* **TEXT PROVIDED**
Moby-Dick is a novel that evades categorization. Just as it employs a variety of different styles and tones, Moby-Dick also falls within a number of genres. Firstly, it can be categorized as an adventure novel, with its setting upon the high seas and central chase of the great White Whale filling the novel with the kind of action and drama that typify this genre. Its great length and scope may also qualify it as an epic, with this categorization placing Moby-Dick in appropriate lineage with works such as The Odyssey, which also details the adventures and tragedies of life at sea. In a similar vein, Moby-Dick may also be categorized as a quest novel, with the plot dictated by Ahab’s central quest to enact revenge on Moby Dick.

The episodic nature of Moby-Dick is characteristic of all of these genres, with the overarching hunt for Moby Dick interjected with a series of smaller self-contained episodes that show the scope and variety of life on a 19th-century whaling voyage. Along with this, Moby-Dick also has the essential qualities of a tragedy, as it's hard to deny the bleakness of the symbolically destructive ending, in which everyone but Ishmael drown.

* **COLLECTED MATERIAL**
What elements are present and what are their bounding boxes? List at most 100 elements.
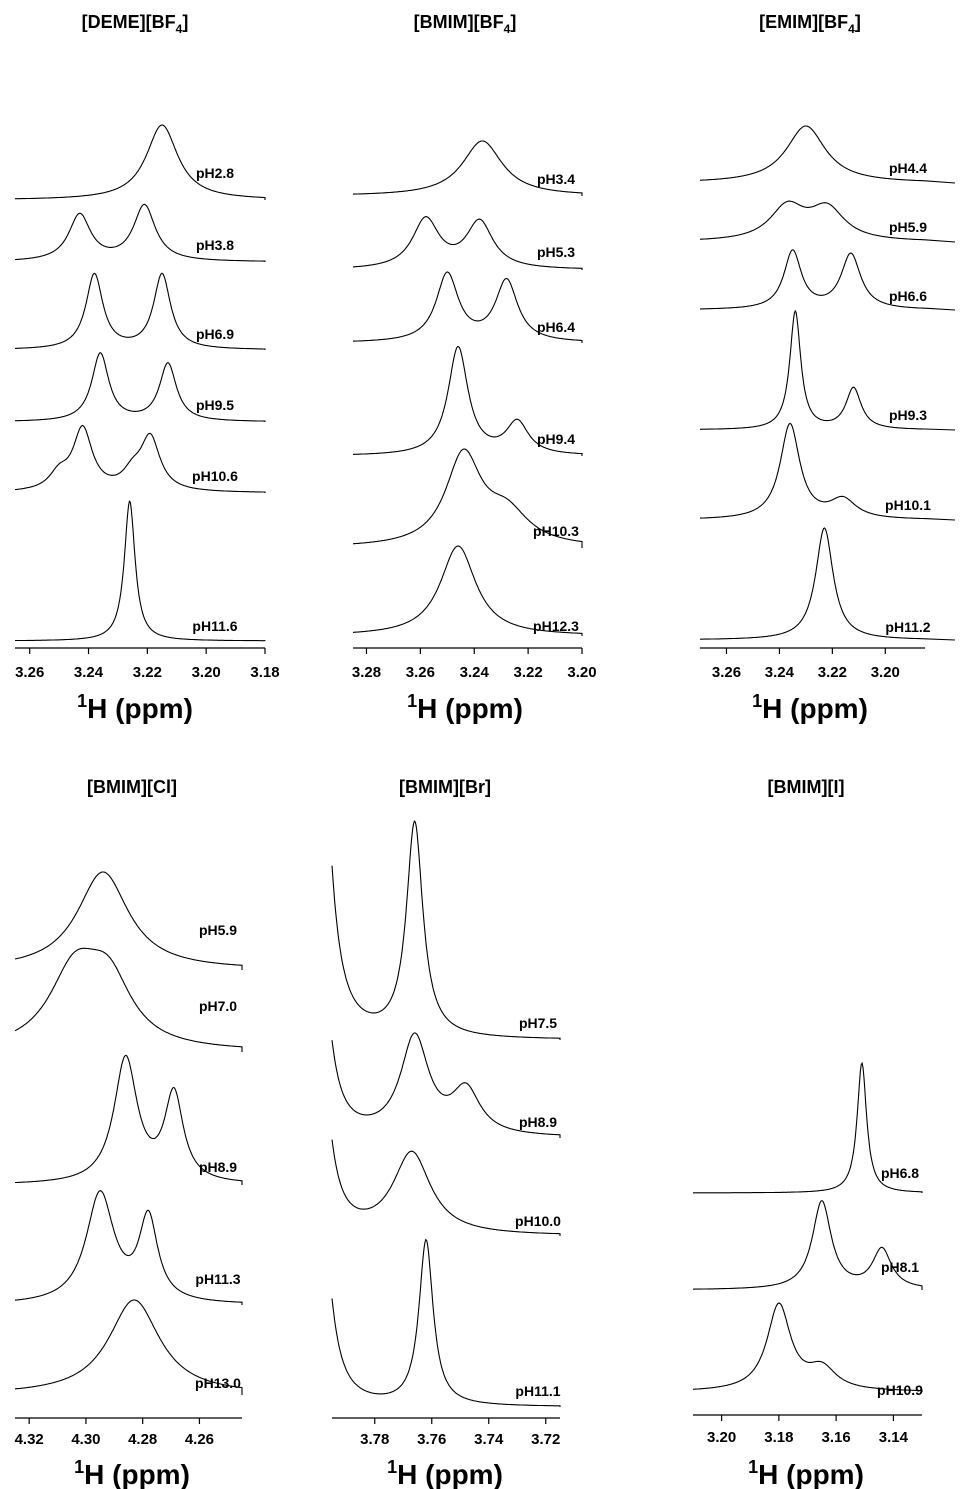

* **DO THIS**
Continue the passage on the genres of Moby-Dick from the point where it ends, picking up after its final sentence rather than from the data.

* **ANSWER BELOW**
It's also important to note Moby-Dick's potential range beyond the realm of fiction, since it largely presents itself as a sort of history. Ishmael’s obsession with the accumulation of knowledge makes Moby-Dick into a semi-scientific endeavor. Ishmael’s detailing of the measurements of the whale exemplifies this use of the novel as a scientific form of record-keeping. The fact that Ishmael has copied these measurements down in the novel “verbatim from [his] right arm”—where he had them tattooed as “a secure way of preserving such valuable statistics"—highlights how important record-keeping is to him. In turn, the novel itself becomes something of a historical or informational document, or a way to preserve the knowledge Ishmael has accumulated.